According to a report by CNN, Dollar General partnered with a beauty manufacturer on the private-label line of lipsticks, eye shadows, foundations, nail polishes, and skin care essentials; and is giving it prime real estate at stores: It’s displaying the 150-product collection in dedicated sections at the end of store aisles, making it easy for customers to find.

The aspirational brand is “an important part of our strategy,” CEO Todd Vasos told the network news outlet.

Dollar General executives say they developed the brand to bolster the company’s hold on existing customers and improve its thin profit margins. Dollar General also hopes to draw Millennials with the brand. Millennials probably won’t post online about snacks or a new mop they bought at Dollar General, but they love showing off their new makeup online, CNN notes.
=-=-=
WHAT IS BEING ASKED: Repeat the portion of the text on Dollar General's beauty line that opens with the words containing "According to a" and closes with "network news outlet.". The material that comes next has no connection to the text about Dollar General's beauty line.

DATA SECTION:
=-=-=
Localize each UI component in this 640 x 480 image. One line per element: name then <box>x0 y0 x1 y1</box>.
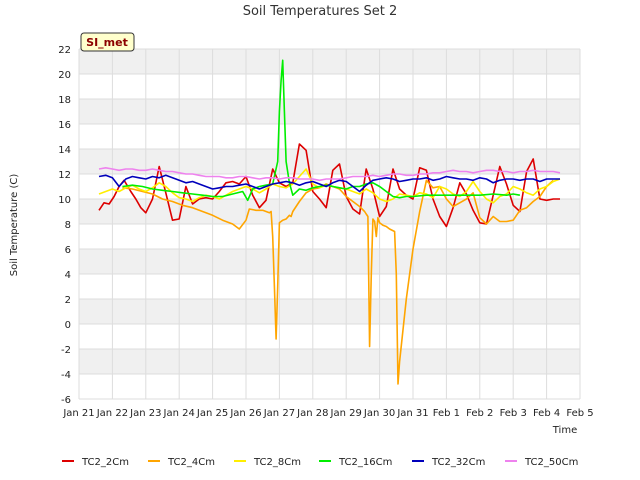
=-=-=
FINISHED EXERCISE:
According to a report by CNN, Dollar General partnered with a beauty manufacturer on the private-label line of lipsticks, eye shadows, foundations, nail polishes, and skin care essentials; and is giving it prime real estate at stores: It’s displaying the 150-product collection in dedicated sections at the end of store aisles, making it easy for customers to find.

The aspirational brand is “an important part of our strategy,” CEO Todd Vasos told the network news outlet.